**Dataset entries on figures**
----------------------------------------
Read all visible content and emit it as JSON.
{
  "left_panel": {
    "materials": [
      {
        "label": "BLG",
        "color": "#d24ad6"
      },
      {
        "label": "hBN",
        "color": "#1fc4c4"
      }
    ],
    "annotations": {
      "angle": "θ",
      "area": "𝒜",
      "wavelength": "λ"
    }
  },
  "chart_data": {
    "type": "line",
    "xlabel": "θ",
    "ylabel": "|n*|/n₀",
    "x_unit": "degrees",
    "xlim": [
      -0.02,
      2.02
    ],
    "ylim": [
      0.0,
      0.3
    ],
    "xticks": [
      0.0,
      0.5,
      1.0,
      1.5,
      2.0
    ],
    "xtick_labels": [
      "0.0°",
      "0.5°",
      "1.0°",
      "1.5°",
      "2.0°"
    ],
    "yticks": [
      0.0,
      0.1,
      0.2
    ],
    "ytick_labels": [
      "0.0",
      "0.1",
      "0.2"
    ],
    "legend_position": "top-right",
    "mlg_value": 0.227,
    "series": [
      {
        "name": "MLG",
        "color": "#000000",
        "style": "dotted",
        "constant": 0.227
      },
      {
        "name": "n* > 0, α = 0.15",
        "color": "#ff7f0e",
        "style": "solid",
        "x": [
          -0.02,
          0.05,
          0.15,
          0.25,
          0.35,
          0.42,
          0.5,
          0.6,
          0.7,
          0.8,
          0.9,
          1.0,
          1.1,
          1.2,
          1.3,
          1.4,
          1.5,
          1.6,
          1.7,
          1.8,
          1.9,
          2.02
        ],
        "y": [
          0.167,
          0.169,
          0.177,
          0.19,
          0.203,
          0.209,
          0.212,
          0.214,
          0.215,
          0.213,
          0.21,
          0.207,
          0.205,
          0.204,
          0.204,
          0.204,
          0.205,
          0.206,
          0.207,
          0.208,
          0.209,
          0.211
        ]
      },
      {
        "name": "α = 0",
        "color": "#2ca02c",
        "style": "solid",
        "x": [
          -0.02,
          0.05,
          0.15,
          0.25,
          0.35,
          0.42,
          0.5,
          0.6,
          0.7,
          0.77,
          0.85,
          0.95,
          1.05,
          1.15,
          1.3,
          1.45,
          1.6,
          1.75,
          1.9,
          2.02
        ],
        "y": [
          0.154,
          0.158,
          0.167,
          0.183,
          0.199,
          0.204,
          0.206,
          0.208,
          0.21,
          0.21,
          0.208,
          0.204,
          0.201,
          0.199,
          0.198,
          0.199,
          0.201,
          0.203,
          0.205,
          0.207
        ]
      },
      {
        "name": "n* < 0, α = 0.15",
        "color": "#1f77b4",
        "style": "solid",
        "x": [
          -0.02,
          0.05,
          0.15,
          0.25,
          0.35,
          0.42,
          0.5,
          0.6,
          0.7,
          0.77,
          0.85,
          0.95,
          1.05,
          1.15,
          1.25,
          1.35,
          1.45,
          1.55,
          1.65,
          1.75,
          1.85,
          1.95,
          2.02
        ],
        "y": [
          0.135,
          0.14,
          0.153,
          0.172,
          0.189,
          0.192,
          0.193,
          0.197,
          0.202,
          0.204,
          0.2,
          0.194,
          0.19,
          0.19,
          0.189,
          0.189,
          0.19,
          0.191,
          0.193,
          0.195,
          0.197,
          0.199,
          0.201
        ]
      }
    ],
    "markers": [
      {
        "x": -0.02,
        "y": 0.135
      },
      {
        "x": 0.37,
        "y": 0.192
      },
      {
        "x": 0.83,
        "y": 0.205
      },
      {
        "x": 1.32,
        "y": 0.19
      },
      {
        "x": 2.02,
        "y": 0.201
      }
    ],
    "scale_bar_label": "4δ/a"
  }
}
----------------------------------------
**REQUIREMENT**
Where a line in the entries holds the word "color", copy that line.

**RESPONSE FOR THIS EXERCISE**
        "color": "#d24ad6"
        "color": "#1fc4c4"
        "color": "#000000",
        "color": "#ff7f0e",
        "color": "#2ca02c",
        "color": "#1f77b4",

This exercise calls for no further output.